» WRITTEN TASK: Only the lines holding the string "khoảng" are needed. Copy each one.

□ □ □

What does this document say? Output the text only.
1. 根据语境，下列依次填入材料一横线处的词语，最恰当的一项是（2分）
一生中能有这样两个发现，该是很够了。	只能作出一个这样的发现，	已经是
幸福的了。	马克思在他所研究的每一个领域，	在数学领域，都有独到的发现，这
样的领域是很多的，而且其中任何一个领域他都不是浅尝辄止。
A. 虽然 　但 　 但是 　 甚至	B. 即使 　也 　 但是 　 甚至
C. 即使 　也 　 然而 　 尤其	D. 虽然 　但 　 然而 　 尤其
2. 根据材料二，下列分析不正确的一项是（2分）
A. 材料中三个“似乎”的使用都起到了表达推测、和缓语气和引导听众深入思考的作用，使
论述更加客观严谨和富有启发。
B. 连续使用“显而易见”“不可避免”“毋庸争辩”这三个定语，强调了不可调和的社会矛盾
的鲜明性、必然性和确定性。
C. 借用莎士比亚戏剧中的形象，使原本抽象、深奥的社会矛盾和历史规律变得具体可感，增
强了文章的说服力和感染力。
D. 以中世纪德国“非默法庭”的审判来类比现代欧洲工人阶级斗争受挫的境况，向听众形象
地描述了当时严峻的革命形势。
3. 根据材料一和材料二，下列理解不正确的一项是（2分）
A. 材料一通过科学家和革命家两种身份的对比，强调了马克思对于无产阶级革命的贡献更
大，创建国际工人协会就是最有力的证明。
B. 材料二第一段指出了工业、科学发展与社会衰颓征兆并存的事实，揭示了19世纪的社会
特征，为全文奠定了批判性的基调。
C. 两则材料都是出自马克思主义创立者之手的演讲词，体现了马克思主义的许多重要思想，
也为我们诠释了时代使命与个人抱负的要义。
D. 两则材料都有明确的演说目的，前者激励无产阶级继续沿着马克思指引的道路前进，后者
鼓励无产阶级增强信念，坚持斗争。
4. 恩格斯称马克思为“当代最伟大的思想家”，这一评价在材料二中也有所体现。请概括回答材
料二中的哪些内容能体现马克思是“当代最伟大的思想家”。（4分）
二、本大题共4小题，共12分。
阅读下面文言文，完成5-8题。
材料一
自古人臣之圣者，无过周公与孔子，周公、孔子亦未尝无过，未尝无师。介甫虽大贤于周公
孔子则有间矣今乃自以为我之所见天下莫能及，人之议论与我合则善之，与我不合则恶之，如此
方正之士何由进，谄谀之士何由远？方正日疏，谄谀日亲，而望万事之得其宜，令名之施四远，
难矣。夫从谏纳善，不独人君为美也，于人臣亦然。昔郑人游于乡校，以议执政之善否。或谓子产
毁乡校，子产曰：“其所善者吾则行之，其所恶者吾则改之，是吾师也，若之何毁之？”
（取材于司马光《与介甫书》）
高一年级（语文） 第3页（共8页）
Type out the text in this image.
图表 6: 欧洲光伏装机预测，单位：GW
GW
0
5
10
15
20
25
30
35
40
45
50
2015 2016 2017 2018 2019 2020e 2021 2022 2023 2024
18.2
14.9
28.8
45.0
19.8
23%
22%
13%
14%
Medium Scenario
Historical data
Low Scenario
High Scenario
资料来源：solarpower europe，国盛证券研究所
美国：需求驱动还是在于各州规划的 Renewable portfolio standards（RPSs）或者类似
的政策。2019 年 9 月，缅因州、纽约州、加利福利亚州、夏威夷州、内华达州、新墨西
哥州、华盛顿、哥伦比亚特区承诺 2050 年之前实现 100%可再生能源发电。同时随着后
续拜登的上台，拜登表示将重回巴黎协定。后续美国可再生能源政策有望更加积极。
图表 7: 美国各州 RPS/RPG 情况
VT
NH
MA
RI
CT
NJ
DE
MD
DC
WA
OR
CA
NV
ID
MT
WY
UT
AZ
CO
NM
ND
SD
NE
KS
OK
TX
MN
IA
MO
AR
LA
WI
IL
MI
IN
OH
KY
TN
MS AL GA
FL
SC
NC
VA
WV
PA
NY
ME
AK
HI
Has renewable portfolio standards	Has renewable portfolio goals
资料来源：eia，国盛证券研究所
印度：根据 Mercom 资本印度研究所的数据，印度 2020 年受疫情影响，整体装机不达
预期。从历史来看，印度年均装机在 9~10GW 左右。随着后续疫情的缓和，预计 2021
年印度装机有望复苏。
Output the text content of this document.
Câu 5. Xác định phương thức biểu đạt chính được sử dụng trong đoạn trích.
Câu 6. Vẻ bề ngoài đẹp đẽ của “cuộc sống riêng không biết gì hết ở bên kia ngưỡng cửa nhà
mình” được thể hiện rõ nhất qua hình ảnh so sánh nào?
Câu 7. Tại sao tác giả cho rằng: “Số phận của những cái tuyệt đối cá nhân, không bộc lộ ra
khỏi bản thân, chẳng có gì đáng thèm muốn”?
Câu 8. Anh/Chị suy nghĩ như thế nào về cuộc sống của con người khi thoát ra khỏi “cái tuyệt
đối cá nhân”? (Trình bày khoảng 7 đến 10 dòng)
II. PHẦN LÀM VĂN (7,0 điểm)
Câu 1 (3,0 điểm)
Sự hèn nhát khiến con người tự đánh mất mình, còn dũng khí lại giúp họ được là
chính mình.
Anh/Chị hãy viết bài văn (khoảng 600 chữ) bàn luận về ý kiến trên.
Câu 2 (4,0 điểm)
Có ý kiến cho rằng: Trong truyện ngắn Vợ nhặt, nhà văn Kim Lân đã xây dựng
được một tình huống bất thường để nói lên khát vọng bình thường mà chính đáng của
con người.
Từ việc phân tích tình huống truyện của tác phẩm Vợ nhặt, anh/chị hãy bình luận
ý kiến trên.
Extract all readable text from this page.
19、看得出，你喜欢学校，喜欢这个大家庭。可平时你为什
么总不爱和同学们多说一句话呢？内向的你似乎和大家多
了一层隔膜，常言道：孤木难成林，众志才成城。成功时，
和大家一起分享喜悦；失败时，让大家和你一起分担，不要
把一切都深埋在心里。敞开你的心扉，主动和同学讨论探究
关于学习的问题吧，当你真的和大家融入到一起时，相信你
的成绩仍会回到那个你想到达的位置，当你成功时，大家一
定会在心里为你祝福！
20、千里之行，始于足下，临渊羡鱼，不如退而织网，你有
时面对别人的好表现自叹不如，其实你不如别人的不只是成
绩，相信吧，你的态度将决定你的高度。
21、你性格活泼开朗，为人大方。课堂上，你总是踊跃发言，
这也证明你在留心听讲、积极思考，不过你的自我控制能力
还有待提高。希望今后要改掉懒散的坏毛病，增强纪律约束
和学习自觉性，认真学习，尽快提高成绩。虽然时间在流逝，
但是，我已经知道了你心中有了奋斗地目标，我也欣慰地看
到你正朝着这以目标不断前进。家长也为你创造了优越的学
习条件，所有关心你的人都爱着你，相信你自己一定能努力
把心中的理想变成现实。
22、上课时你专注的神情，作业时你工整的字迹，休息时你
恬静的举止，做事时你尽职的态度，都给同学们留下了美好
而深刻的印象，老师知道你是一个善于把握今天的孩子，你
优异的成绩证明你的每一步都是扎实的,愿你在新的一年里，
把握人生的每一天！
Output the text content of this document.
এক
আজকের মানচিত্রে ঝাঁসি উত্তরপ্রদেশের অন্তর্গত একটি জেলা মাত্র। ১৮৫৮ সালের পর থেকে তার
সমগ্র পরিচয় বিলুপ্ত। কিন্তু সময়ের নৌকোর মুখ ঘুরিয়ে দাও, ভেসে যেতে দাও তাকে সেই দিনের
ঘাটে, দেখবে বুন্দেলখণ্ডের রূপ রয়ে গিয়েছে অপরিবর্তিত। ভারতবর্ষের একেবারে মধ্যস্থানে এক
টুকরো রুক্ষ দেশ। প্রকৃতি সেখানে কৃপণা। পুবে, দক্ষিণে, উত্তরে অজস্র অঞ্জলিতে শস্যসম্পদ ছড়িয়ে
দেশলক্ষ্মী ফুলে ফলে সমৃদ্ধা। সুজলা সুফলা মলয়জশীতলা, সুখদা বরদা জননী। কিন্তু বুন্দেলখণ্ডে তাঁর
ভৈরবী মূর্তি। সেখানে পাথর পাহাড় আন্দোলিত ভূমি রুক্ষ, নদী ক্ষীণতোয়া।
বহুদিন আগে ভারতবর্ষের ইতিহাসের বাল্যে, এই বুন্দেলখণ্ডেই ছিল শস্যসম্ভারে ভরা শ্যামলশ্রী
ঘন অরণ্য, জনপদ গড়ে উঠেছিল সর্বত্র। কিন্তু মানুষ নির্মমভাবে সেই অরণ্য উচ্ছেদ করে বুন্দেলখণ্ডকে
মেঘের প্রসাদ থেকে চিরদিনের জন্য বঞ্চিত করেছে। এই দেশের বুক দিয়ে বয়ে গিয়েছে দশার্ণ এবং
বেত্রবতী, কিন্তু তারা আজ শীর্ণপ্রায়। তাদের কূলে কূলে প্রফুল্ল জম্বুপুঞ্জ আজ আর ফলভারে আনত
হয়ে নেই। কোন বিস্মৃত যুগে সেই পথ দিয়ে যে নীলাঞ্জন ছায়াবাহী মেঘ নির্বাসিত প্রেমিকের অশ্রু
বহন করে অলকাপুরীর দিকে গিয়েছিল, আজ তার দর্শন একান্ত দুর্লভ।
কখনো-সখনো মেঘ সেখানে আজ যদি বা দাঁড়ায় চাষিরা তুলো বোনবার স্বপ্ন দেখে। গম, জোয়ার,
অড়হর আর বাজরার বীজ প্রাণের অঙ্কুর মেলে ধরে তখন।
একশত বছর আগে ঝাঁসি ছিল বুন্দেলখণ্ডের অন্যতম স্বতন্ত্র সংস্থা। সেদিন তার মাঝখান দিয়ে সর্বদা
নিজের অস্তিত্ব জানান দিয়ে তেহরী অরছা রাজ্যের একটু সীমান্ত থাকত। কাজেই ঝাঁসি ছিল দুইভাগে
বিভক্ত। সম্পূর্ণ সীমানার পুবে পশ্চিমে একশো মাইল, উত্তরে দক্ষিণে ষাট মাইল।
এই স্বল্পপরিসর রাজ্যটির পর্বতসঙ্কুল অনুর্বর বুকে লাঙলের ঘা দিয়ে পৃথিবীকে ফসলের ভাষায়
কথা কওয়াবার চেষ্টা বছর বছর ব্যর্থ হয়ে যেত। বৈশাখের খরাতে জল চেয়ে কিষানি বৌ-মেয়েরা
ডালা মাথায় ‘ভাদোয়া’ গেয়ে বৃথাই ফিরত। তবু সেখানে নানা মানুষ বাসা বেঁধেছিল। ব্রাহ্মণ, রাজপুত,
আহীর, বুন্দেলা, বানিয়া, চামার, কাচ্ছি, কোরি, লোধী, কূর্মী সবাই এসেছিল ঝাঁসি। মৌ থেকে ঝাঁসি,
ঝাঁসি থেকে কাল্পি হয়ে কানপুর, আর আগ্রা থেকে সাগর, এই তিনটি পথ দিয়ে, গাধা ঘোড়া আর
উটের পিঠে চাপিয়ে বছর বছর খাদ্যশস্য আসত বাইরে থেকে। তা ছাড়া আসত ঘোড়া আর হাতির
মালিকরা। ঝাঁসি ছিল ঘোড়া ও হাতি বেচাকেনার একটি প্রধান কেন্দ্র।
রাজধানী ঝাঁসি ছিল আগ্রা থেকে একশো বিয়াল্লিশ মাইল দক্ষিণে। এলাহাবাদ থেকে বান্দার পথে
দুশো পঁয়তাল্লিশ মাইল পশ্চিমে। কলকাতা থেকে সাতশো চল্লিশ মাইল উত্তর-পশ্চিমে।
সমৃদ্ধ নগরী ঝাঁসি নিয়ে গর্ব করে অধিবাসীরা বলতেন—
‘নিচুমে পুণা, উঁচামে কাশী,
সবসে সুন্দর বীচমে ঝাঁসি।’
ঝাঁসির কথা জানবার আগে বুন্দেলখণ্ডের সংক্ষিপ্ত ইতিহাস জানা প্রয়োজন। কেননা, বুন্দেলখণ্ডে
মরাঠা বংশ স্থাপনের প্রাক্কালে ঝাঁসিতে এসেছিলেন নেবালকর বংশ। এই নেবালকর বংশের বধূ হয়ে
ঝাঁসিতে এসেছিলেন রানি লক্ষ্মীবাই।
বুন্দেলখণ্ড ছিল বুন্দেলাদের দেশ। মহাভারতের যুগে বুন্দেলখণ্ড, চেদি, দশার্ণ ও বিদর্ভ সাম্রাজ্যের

□ □ □

» PROBLEM SOLUTION:
đối cá nhân”? (Trình bày khoảng 7 đến 10 dòng)
Anh/Chị hãy viết bài văn (khoảng 600 chữ) bàn luận về ý kiến trên.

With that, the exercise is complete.